Aufgaben →
[1] Erläutern Sie anhand des Textes über den Umgang der Landeskirchen mit homosexuellen Paaren, warum die in Levitikus verurteilte Praxis nach dem Ergebnis der badischen Synodendiskussion nichts mit der heutigen Lebenssituation zu tun hat. Antworten Sie in ein bis drei Sätzen.
[2] Wiederholen Sie aus dem Text über den Umgang der Landeskirchen mit homosexuellen Paaren wörtlich die Passage, die mit „Innerhalb der Evangelischen“ beginnt und bis einschließlich „nur nicht-öffentliche Segnungen.“ reicht.

Vorliegender Text →
Innerhalb der Evangelischen Kirche in Deutschland (EKD) regelt jede Landeskirche für sich, wie sie mit homosexuellen Paaren umgeht. Wer einen Blick auf die Karte wirft, sieht schnell: Von den 20 selbstständigen Landeskirchen gibt es in elf die Trauung für alle, in sieben gibt es öffentliche Segnungsgottesdienste für Homosexuelle, die in einer davon der Trauung gleichgestellt sind. Lediglich in zwei Kirchen gibt es nur nicht-öffentliche Segnungen.

Zur erstgenannten Gruppe zählt unter anderem die Landeskirche in Baden. Dort beschäftigte sich die Landessynode 2016 mit dem Thema – und warf zuallererst einen Blick in die Bibel. Deren Aussagen zu Homosexualität sind recht rar und oft mit anderen Aspekten wie Gewalt oder der Abgrenzung gegen fremde Religionen verbunden. Wo es wirklich nur um gleichgeschlechtlichen Sex geht, bleiben die Kommentare kurz. Ein Klassiker ist Levitikus: "Du darfst nicht mit einem Mann schlafen, wie man mit einer Frau schläft; das wäre ein Gräuel." (Lev 18,22) Eine Begründung liefert die Bibel dabei jedoch nicht.

"Was da verurteilt wird, hat mit der heutigen Lebenssituation nichts zu tun", fasst Oberkirchenrat Matthias Kreplin das Ergebnis der Synodendiskussion zusammen. Denn zur Zeit des Alten und Neuen Testaments gab es keine homosexuellen Partnerschaften auf Augenhöhe und in gegenseitiger Verantwortlichkeit. Sie waren in der Regel eher Ausdruck der Abhängigkeit, Unterwerfung und Ausnutzung – wenn sich etwa ältere Männer im antiken Griechenland mit deutlich jüngeren Heranwachsenden einließen. Zudem war gleichgeschlechtliche Sexualität Teil von heidnischen Kulten, von denen sich das Judentum absetzen wollte. Auf diese Formen von Homosexualität zielt der biblische Kommentar ab – so der theologisch heute verbreitete Befund.

Die Bibel ernst nehmen

Kreplin gibt auch zu bedenken: "Wir wollten die Bibel ernst nehmen – und deshalb vom Geist der ganzen Bibel her argumentieren." Dabei stellten die Synodalen zwei Leitlinien heraus, die sich durch die gesamte Bibel ziehen: Auf der einen Seite werden Menschen generell in der Bibel eher integriert als ausgegrenzt, andererseits prägt die gesamt Heilige Schrift die Prämisse: "Du sollst deinen Nächsten lieben wie dich selbst" – die übrigens ebenfalls aus Levitikus stammt (Lev 19,18). Außerdem gebe es auch andere Anweisungen aus der Bibel, die heute nicht mehr vertreten würden, so Kreplin. "Man denke alleine an Sklaverei, die in der Bibel nie hinterfragt wird. Trotzdem finden wir heute, dass das dem Glauben widerspricht." Die Badische Kirche setzte dann direkt auf die Trauung für alle und verzichtete auf eine Unterscheidung. "Liturgisch hat uns nicht eingeleuchtet, was da der Unterschied sein soll."

Quellenauszug →
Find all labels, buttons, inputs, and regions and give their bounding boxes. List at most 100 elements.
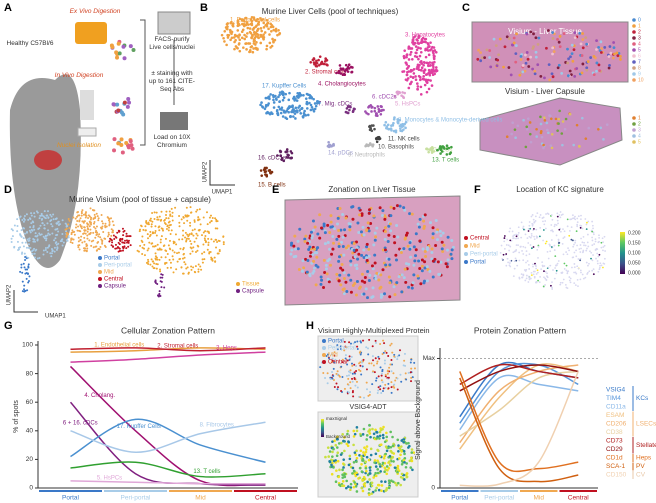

Lösungen →
[1] Zur Zeit des Alten und Neuen Testaments gab es keine homosexuellen Partnerschaften auf Augenhöhe und in gegenseitiger Verantwortlichkeit. Solche Beziehungen waren eher Ausdruck von Abhängigkeit, Unterwerfung und Ausnutzung, etwa zwischen älteren Männern und deutlich jüngeren Heranwachsenden im antiken Griechenland. Außerdem war gleichgeschlechtliche Sexualität Teil heidnischer Kulte, von denen sich das Judentum absetzen wollte, und auf diese Formen zielt der biblische Kommentar ab.

[2]
Innerhalb der Evangelischen Kirche in Deutschland (EKD) regelt jede Landeskirche für sich, wie sie mit homosexuellen Paaren umgeht. Wer einen Blick auf die Karte wirft, sieht schnell: Von den 20 selbstständigen Landeskirchen gibt es in elf die Trauung für alle, in sieben gibt es öffentliche Segnungsgottesdienste für Homosexuelle, die in einer davon der Trauung gleichgestellt sind. Lediglich in zwei Kirchen gibt es nur nicht-öffentliche Segnungen.